Records shown:

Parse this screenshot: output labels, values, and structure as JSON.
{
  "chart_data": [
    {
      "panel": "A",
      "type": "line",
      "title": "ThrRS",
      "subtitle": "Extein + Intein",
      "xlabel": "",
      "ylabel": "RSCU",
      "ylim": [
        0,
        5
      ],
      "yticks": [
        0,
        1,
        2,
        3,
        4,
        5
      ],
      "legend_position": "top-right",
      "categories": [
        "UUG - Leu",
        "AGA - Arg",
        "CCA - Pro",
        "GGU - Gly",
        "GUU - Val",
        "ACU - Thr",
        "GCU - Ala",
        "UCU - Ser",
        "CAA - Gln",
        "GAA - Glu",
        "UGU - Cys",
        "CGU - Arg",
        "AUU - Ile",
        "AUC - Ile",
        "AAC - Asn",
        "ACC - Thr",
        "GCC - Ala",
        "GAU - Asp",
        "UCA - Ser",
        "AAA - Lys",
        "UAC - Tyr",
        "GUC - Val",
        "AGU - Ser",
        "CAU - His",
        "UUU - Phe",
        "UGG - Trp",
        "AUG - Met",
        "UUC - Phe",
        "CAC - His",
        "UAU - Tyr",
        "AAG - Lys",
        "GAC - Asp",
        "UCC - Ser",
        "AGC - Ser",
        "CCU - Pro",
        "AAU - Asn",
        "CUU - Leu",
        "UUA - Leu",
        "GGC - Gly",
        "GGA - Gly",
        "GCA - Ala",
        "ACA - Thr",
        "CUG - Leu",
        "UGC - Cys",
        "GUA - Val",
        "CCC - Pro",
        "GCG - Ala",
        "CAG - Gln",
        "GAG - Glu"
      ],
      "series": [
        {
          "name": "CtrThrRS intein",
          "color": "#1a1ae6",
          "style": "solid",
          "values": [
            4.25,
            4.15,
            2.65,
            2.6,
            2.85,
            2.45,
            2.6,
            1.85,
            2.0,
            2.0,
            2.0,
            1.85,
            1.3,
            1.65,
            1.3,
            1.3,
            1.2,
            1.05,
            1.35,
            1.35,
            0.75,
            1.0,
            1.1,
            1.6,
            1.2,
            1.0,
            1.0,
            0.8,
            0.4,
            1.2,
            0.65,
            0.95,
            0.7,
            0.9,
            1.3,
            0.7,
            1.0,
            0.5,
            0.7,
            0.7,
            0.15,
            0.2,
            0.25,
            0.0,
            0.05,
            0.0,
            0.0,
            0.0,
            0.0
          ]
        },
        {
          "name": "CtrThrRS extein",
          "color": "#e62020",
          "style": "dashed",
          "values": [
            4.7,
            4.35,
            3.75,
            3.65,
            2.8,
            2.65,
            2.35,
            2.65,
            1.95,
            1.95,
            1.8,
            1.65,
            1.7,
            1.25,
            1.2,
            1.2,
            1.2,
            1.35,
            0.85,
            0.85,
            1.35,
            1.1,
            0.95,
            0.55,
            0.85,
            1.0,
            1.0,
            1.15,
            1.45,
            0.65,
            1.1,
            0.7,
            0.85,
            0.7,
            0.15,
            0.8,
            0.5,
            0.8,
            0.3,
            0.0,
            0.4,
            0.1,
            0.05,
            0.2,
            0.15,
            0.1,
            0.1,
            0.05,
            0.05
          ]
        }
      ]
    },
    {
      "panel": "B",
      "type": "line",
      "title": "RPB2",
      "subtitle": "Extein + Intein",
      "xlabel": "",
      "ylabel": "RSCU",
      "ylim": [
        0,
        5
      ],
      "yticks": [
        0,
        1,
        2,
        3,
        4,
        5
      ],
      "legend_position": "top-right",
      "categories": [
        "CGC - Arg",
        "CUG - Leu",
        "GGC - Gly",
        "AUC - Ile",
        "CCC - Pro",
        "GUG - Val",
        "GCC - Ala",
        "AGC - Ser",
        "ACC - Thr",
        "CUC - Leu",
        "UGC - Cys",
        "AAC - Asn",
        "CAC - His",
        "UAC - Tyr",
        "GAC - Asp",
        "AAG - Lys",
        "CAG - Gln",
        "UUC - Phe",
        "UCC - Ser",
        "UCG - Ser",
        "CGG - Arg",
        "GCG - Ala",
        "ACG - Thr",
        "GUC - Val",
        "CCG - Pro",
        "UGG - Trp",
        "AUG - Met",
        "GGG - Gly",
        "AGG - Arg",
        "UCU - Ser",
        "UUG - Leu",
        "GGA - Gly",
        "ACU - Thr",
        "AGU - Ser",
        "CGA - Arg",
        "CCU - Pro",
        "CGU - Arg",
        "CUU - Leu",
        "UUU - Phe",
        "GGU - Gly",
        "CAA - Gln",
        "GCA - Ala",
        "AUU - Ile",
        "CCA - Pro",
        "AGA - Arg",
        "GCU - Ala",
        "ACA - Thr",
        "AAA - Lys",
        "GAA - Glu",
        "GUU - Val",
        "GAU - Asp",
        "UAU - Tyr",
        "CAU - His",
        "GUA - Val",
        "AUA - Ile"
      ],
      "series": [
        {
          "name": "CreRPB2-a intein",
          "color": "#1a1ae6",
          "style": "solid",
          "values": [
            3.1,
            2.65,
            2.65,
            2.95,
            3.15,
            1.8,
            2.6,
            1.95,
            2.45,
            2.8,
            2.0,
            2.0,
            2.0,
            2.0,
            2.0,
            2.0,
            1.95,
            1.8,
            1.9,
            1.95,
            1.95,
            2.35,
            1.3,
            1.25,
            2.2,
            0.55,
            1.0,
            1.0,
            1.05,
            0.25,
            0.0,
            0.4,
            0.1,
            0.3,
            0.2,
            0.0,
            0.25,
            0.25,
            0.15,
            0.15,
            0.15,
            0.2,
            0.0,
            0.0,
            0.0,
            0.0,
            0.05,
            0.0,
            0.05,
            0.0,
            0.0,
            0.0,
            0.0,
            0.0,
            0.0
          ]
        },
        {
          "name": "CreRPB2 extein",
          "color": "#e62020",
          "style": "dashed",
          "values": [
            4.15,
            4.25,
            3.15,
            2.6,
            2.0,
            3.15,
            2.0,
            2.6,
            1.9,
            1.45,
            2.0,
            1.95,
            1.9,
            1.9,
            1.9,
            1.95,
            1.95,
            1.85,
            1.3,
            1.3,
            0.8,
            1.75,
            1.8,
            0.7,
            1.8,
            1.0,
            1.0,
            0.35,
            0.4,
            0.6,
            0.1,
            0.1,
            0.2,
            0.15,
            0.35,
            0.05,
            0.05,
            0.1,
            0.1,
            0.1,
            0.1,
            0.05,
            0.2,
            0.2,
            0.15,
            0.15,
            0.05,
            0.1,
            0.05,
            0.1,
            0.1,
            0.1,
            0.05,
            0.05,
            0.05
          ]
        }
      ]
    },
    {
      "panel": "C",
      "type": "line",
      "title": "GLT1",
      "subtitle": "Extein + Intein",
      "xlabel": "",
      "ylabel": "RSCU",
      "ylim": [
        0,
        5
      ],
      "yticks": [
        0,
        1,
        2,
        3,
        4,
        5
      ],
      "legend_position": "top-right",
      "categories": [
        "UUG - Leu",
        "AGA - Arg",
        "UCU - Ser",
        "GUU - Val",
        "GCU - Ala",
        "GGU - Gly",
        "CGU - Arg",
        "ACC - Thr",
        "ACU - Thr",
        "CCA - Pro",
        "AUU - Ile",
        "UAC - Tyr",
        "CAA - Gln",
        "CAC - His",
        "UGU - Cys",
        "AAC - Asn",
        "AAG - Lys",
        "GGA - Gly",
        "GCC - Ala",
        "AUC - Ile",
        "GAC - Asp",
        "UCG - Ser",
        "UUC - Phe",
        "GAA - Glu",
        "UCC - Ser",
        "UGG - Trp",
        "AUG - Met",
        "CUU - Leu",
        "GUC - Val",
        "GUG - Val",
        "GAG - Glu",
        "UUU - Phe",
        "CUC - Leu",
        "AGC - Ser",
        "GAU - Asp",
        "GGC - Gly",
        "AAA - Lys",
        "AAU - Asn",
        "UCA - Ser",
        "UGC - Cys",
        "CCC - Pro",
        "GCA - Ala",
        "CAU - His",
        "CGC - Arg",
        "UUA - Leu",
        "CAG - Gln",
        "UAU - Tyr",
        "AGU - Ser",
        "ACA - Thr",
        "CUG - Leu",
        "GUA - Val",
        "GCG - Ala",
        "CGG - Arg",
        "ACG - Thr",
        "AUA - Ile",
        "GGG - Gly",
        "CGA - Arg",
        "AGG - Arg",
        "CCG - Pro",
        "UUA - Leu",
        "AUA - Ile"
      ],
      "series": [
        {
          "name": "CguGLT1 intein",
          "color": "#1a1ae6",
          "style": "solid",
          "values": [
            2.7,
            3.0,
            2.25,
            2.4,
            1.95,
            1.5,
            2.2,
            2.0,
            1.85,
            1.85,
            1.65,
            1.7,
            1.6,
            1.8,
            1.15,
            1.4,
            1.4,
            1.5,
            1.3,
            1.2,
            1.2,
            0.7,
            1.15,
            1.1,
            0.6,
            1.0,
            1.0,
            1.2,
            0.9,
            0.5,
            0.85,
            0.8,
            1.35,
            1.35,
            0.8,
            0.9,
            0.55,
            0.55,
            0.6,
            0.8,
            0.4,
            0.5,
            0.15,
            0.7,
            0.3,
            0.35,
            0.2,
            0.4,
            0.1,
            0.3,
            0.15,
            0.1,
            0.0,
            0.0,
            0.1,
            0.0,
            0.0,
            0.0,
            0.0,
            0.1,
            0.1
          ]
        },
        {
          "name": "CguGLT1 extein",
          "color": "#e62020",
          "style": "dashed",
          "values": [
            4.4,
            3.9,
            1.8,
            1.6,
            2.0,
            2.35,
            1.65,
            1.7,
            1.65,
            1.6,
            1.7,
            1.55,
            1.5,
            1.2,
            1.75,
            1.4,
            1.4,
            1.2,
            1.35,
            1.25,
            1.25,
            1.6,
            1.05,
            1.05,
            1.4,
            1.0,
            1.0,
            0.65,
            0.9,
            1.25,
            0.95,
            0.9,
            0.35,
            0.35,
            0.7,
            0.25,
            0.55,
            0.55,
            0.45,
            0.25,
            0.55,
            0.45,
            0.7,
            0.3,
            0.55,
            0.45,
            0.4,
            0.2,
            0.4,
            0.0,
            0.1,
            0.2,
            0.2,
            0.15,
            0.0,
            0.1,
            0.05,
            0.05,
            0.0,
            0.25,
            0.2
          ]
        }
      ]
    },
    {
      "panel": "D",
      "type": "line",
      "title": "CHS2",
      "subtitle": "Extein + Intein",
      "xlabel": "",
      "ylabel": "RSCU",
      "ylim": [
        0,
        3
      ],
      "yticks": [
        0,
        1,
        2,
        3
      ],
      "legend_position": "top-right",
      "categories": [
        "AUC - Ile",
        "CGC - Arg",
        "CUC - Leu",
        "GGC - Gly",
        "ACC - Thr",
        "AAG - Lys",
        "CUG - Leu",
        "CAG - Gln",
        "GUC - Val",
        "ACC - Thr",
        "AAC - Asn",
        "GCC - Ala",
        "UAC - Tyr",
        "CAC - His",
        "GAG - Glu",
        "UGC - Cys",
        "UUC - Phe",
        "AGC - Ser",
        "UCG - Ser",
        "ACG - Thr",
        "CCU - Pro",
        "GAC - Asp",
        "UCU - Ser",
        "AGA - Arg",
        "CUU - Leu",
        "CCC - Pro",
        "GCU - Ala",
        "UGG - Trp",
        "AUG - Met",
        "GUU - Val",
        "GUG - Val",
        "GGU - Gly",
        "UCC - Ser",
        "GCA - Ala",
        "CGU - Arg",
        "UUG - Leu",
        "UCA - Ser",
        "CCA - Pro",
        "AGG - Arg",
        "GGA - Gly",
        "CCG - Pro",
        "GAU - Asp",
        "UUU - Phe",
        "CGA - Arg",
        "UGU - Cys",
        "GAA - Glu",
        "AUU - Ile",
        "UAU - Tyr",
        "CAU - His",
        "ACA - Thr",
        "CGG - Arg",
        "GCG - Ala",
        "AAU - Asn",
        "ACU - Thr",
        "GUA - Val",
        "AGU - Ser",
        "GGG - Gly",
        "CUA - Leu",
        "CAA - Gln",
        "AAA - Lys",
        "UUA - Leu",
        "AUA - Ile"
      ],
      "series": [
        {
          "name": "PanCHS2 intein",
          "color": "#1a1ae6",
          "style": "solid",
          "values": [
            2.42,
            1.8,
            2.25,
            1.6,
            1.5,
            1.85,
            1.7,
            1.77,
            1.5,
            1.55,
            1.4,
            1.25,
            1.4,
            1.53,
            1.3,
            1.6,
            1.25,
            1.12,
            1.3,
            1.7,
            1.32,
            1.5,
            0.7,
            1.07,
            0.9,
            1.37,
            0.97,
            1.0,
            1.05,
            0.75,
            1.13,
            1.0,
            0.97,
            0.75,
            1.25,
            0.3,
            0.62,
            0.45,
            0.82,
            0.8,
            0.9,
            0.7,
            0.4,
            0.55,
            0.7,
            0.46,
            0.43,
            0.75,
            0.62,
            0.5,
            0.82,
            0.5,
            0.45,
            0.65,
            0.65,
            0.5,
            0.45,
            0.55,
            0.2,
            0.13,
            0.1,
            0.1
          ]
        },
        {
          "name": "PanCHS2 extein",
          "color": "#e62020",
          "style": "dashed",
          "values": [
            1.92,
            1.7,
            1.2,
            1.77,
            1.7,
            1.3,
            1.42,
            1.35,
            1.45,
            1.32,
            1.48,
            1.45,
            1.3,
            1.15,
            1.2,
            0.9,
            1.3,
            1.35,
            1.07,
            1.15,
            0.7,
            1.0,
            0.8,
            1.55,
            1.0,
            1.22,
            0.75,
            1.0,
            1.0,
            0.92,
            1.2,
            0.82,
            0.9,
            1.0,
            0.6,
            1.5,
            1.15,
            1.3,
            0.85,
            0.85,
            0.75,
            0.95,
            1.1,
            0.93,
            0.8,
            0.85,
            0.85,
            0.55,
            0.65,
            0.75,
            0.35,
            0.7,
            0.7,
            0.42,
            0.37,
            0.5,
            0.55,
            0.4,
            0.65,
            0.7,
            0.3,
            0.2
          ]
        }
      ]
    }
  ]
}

Exercise instructions: Within the material above, find the lines that contain the word "name"; copy them.

Response for this exercise:
          "name": "CtrThrRS intein",
          "name": "CtrThrRS extein",
          "name": "CreRPB2-a intein",
          "name": "CreRPB2 extein",
          "name": "CguGLT1 intein",
          "name": "CguGLT1 extein",
          "name": "PanCHS2 intein",
          "name": "PanCHS2 extein",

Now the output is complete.